**What the task asks**.
Return each line containing the string "Deteksi".

**Stored data**.
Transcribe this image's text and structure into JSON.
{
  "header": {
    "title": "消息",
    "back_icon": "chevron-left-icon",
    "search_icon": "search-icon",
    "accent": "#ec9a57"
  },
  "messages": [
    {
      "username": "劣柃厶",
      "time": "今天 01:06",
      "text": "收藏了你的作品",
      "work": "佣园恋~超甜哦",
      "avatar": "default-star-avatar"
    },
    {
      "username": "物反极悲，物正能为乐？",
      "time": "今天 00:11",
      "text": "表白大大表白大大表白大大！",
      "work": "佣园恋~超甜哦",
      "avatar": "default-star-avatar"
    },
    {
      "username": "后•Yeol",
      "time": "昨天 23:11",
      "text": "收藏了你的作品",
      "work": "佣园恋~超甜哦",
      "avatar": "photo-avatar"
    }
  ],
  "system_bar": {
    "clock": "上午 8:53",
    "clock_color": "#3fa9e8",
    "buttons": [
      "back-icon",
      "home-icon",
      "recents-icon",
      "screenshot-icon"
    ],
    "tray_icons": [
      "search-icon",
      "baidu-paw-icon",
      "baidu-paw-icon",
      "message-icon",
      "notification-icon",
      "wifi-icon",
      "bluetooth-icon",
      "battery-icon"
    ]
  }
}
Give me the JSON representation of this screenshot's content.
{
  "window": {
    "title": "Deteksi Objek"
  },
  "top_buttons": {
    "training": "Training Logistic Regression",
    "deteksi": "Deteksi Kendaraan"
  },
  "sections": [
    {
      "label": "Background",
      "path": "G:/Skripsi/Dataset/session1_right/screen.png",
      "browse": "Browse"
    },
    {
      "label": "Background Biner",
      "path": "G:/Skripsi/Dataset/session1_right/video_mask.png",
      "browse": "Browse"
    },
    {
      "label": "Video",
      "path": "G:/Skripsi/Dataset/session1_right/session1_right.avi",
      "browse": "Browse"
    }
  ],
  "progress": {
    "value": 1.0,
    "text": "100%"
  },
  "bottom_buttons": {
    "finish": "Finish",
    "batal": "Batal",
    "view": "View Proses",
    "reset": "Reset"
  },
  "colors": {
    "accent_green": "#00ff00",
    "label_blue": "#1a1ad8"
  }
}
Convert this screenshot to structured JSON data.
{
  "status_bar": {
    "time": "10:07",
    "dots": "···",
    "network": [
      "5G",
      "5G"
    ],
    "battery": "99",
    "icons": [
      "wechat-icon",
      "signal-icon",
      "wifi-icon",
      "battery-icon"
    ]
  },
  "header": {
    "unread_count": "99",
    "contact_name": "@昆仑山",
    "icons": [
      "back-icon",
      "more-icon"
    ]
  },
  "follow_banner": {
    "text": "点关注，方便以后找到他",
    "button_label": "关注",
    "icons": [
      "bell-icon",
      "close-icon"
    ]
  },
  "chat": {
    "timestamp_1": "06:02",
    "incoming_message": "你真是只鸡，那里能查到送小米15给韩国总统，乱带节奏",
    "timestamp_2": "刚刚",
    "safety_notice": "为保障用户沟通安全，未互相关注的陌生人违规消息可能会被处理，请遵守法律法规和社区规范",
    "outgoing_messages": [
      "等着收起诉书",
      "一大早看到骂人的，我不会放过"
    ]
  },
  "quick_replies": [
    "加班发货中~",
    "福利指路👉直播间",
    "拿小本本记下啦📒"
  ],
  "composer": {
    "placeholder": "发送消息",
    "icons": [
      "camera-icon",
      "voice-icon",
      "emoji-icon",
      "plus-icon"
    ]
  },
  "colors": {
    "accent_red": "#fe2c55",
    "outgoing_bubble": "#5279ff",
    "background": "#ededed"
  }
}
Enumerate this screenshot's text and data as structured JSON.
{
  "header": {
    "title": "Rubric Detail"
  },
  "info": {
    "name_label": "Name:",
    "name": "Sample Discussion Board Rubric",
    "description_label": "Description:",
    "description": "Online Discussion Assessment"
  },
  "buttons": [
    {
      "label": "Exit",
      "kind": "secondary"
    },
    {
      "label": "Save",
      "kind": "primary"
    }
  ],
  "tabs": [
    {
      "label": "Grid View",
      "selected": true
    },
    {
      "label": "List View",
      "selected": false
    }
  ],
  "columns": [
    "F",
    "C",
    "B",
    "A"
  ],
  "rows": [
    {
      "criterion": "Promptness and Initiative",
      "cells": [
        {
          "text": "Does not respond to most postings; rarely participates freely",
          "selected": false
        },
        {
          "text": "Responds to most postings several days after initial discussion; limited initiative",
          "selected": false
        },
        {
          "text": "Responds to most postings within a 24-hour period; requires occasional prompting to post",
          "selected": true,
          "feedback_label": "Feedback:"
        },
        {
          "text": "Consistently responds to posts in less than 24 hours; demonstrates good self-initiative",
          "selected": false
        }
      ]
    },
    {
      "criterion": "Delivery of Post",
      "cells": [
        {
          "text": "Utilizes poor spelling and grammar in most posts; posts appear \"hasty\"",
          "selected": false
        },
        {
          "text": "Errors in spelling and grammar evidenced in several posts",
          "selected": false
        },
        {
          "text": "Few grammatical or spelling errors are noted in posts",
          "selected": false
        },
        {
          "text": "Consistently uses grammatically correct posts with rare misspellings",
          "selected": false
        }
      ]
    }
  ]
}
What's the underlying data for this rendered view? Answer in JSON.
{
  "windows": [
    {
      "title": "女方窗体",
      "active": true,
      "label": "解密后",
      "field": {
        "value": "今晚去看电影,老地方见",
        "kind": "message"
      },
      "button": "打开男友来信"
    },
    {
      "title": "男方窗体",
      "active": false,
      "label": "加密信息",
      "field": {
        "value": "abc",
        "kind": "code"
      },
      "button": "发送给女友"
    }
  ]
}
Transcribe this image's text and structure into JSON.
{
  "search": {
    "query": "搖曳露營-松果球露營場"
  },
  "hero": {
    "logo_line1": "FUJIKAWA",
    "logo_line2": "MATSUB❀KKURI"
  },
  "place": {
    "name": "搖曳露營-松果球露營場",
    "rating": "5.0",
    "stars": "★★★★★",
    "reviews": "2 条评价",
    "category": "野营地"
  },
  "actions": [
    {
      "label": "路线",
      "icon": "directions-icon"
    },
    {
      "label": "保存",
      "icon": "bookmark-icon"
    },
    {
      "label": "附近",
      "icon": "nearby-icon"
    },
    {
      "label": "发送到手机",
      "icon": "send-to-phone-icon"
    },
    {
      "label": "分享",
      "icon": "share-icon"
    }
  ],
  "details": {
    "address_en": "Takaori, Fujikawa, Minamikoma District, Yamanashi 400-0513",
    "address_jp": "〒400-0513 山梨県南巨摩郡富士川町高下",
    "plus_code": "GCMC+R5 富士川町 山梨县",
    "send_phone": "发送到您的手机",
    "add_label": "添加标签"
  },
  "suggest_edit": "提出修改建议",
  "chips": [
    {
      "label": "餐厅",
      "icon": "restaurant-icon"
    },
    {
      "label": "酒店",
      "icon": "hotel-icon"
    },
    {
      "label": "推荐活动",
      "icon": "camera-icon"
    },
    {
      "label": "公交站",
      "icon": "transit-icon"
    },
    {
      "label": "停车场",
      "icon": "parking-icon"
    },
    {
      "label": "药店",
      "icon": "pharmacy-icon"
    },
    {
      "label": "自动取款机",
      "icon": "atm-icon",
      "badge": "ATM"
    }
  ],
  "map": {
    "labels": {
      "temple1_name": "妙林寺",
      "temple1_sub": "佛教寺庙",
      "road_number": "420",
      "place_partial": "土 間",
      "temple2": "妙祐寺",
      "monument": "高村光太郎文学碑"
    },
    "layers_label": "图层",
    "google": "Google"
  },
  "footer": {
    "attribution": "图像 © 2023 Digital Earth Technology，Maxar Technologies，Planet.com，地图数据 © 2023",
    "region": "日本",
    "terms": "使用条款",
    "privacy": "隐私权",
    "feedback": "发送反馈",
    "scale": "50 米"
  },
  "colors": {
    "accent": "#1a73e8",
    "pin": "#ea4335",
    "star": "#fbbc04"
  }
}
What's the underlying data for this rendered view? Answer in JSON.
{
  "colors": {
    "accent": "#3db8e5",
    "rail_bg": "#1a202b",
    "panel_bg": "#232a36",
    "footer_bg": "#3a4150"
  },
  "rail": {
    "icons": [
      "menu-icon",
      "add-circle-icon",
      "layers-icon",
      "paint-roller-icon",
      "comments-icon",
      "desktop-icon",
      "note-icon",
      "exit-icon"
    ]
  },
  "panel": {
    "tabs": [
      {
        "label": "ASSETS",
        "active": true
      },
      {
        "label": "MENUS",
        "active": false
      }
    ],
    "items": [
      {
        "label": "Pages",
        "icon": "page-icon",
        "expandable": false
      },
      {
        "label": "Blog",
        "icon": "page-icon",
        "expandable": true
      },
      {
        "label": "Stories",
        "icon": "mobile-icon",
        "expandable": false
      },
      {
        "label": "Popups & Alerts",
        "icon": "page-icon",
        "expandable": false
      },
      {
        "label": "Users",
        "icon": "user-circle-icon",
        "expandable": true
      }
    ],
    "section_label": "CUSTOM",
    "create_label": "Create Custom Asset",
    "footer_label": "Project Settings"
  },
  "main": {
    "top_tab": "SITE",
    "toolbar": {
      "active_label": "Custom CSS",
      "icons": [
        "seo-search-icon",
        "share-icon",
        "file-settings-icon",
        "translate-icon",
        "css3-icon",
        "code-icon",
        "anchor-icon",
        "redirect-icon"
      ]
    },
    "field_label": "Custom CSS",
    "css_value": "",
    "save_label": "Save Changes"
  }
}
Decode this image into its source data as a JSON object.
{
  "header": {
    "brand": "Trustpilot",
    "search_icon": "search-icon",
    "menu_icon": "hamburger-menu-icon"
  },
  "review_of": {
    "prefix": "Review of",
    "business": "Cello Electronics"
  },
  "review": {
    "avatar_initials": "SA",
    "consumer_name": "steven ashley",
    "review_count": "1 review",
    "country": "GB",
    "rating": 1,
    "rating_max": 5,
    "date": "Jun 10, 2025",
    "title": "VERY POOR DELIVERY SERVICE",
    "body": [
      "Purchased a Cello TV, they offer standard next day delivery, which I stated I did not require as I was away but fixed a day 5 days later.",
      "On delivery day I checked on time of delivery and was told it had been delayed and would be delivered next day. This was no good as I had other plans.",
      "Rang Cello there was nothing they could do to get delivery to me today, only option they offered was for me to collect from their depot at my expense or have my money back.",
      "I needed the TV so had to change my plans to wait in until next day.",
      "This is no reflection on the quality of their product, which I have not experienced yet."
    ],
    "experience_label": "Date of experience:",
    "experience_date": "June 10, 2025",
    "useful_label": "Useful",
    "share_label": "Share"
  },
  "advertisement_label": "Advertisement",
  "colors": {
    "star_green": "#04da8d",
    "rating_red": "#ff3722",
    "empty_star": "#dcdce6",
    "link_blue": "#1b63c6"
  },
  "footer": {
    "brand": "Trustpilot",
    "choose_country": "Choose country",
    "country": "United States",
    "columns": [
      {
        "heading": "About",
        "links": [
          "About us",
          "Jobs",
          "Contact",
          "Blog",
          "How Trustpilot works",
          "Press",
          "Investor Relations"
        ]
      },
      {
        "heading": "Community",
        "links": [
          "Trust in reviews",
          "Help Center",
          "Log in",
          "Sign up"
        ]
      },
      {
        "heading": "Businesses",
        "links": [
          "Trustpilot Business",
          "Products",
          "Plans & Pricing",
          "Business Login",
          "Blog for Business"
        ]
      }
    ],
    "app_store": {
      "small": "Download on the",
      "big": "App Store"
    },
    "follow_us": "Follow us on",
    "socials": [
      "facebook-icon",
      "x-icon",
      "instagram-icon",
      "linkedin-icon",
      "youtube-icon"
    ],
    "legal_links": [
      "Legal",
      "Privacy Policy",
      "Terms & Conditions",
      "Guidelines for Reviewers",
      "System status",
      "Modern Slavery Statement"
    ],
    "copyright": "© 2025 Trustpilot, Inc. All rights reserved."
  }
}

**Final result**.
    "title": "Deteksi Objek"
    "deteksi": "Deteksi Kendaraan"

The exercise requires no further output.